Problem to work on
Identify each line holding the string "upon" and copy it.

Given entries
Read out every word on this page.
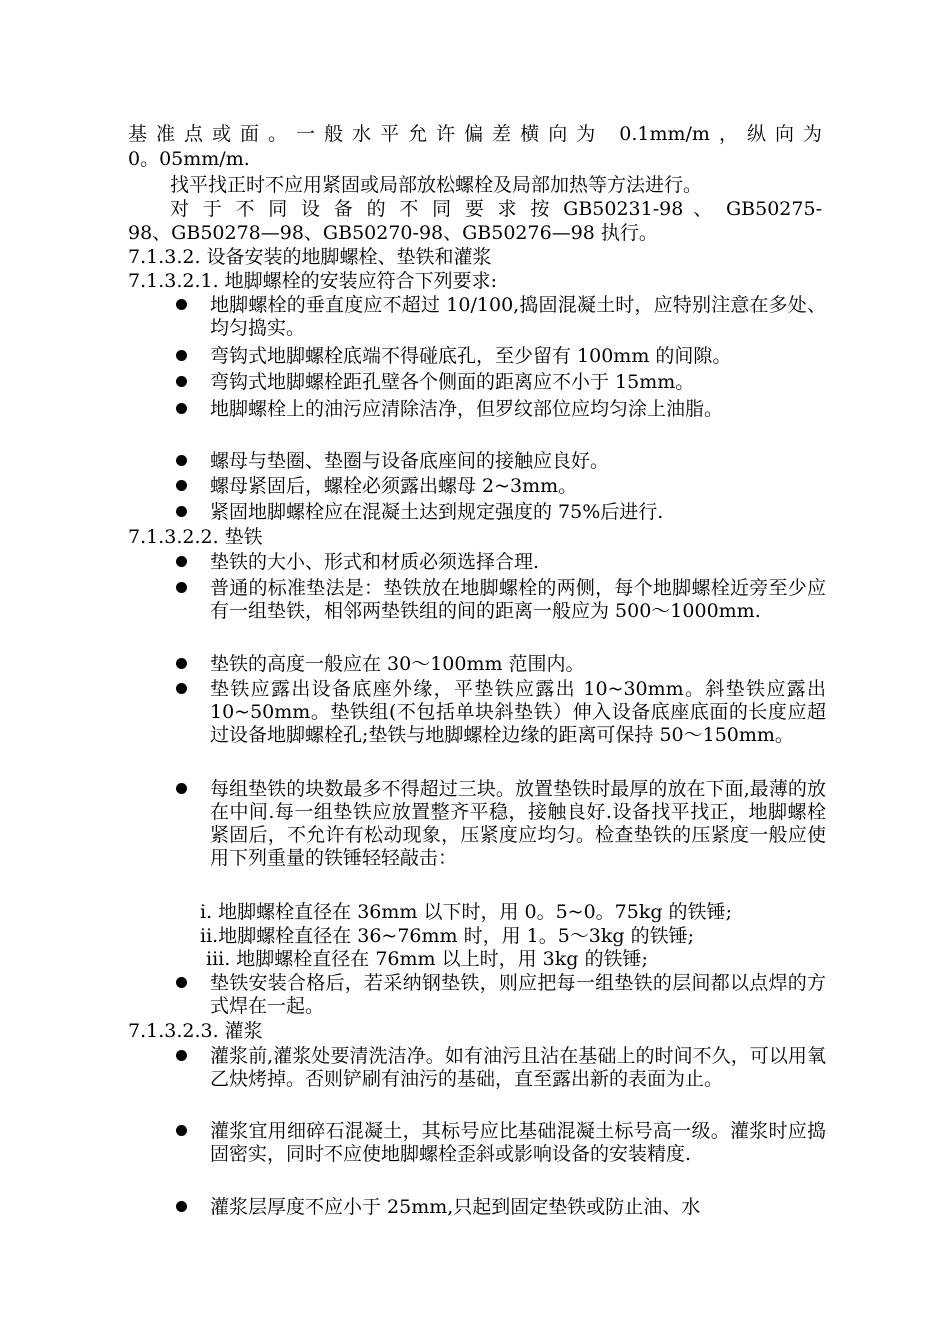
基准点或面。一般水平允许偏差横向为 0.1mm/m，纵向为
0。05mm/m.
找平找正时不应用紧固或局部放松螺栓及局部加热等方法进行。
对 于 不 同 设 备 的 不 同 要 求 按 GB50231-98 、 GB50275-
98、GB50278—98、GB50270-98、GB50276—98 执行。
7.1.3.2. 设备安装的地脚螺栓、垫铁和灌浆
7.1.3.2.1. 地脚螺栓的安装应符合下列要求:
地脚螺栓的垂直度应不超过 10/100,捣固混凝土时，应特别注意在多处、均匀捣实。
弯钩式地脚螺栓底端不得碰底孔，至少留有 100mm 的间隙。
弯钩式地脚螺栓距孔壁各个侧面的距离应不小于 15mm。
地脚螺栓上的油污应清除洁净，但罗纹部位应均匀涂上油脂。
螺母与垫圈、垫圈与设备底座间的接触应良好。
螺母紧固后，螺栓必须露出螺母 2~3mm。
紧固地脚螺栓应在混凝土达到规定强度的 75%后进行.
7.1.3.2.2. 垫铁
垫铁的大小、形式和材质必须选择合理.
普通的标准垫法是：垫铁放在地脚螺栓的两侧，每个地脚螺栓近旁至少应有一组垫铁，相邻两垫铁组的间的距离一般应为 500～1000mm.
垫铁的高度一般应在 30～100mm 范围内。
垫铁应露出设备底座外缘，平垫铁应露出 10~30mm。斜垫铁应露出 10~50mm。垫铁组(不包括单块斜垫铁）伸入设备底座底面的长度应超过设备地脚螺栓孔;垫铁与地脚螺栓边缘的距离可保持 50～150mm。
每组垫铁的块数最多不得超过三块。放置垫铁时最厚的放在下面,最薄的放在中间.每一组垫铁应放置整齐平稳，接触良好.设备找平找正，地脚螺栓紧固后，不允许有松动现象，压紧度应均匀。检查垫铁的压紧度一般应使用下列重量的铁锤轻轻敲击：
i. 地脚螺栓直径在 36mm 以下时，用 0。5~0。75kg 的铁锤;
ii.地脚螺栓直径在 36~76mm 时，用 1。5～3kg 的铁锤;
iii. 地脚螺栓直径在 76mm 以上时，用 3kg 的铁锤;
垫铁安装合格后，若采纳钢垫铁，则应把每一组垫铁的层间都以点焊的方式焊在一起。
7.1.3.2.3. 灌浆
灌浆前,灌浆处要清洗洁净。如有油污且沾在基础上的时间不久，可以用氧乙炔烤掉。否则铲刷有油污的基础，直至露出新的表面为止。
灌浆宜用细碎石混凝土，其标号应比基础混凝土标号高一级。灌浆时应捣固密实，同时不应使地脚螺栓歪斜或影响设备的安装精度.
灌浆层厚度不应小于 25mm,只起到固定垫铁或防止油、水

* * *

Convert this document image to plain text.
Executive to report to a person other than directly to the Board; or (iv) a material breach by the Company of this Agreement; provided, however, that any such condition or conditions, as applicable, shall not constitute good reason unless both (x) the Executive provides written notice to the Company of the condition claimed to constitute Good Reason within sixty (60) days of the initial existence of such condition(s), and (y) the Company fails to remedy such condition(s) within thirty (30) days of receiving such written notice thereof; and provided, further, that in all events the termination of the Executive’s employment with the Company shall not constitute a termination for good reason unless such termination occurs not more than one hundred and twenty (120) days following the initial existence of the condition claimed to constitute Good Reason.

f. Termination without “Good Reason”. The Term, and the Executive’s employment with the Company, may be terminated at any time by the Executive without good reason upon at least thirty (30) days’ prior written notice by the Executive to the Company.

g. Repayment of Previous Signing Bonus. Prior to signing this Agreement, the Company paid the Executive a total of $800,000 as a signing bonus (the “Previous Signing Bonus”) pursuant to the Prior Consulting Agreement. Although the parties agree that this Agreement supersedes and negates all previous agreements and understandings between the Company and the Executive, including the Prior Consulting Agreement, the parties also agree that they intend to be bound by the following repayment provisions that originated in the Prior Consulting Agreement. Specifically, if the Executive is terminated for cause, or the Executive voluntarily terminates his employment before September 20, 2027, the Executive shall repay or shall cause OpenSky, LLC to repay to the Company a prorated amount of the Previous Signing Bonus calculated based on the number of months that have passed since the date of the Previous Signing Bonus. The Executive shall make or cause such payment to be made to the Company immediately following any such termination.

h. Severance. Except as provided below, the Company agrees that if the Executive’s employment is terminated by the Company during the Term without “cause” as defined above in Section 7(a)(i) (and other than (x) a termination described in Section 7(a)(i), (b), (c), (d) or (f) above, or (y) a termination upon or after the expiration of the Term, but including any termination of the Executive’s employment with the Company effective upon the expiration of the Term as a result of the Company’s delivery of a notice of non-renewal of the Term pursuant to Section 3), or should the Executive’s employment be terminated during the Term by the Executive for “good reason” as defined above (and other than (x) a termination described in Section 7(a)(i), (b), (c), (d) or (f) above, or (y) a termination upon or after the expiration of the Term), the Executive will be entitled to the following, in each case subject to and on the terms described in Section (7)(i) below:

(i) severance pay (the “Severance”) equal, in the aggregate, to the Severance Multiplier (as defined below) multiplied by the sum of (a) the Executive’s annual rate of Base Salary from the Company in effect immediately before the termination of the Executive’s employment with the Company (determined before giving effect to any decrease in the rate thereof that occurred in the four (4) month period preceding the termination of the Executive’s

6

==

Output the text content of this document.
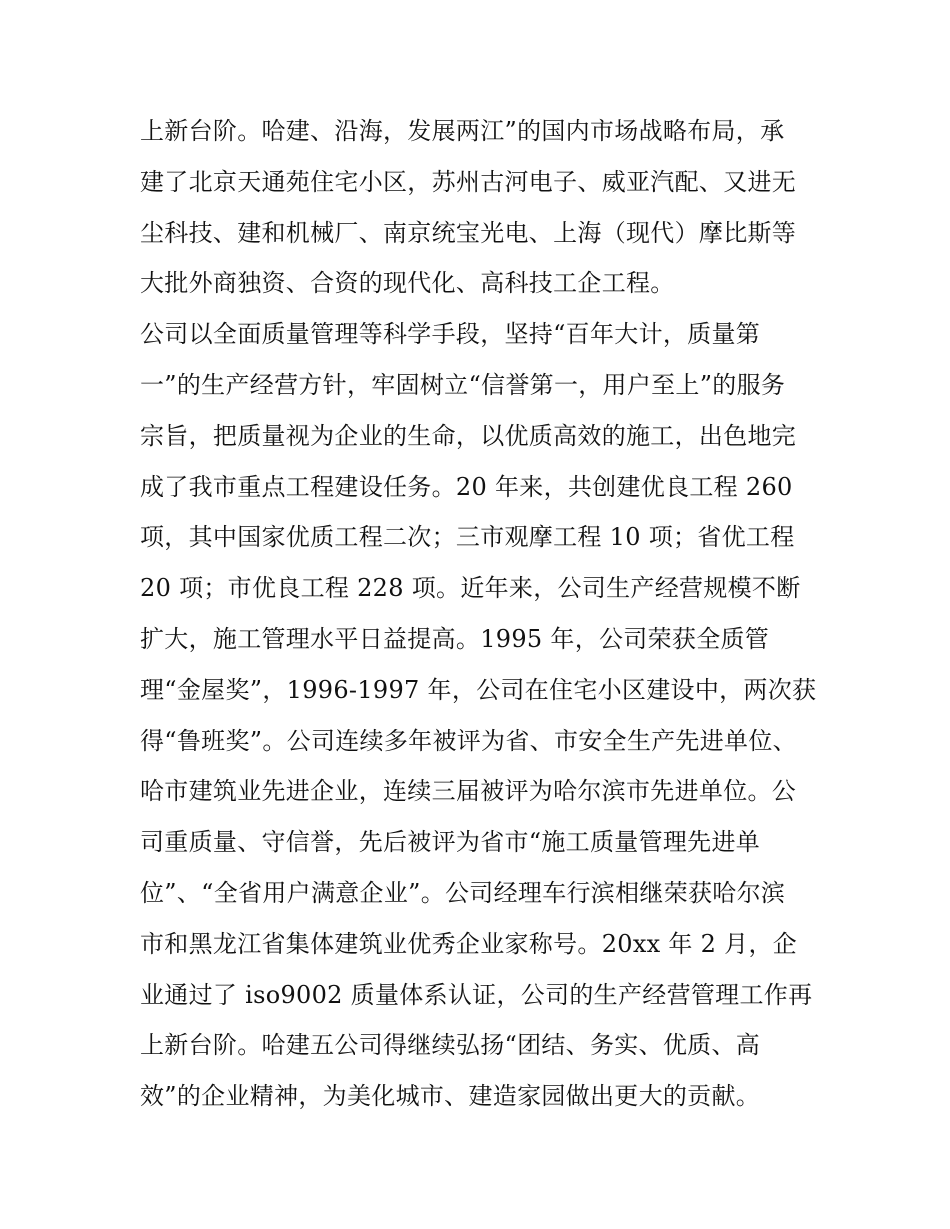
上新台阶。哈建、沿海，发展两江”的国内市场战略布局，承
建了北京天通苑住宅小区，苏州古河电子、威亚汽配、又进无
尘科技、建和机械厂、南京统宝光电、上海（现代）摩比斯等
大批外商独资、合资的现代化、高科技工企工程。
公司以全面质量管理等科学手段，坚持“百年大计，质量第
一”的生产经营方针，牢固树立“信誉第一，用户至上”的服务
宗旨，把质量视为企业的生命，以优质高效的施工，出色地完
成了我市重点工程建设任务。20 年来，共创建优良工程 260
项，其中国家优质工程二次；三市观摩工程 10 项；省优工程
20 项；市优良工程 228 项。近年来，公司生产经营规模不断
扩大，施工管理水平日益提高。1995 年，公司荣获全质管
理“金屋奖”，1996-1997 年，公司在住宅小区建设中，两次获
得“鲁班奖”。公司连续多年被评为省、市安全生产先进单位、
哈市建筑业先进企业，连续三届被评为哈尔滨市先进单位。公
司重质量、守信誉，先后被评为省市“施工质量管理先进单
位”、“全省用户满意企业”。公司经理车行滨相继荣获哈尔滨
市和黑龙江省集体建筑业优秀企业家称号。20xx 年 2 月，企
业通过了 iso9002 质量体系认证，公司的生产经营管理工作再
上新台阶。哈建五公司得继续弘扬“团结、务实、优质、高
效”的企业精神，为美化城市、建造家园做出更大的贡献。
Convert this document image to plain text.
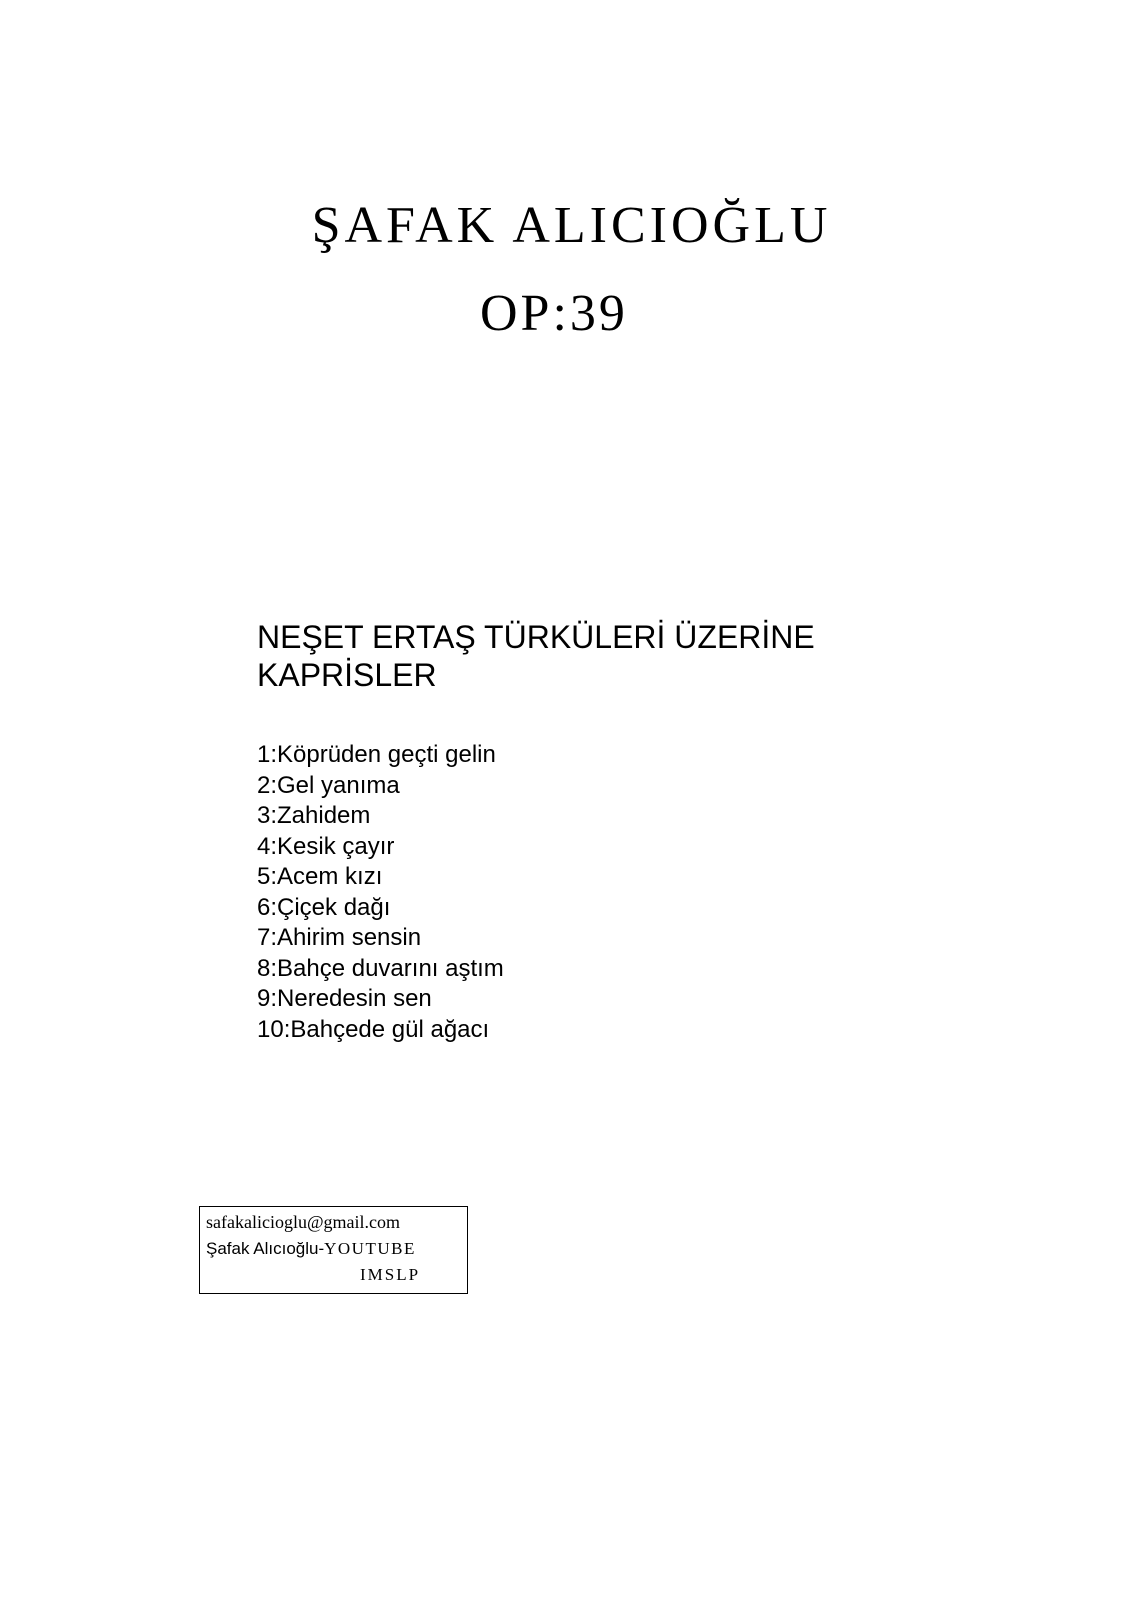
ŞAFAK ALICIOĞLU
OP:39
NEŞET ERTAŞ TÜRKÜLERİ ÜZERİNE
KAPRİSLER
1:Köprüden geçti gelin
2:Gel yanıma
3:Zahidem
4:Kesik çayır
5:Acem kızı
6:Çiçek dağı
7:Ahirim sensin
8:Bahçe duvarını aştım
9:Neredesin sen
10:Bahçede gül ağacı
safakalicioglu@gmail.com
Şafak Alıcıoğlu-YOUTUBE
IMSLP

Reply
f. Termination without “Good Reason”. The Term, and the Executive’s employment with the Company, may be terminated at any time by the Executive without good reason upon at least thirty (30) days’ prior written notice by the Executive to the Company.
h. Severance. Except as provided below, the Company agrees that if the Executive’s employment is terminated by the Company during the Term without “cause” as defined above in Section 7(a)(i) (and other than (x) a termination described in Section 7(a)(i), (b), (c), (d) or (f) above, or (y) a termination upon or after the expiration of the Term, but including any termination of the Executive’s employment with the Company effective upon the expiration of the Term as a result of the Company’s delivery of a notice of non-renewal of the Term pursuant to Section 3), or should the Executive’s employment be terminated during the Term by the Executive for “good reason” as defined above (and other than (x) a termination described in Section 7(a)(i), (b), (c), (d) or (f) above, or (y) a termination upon or after the expiration of the Term), the Executive will be entitled to the following, in each case subject to and on the terms described in Section (7)(i) below:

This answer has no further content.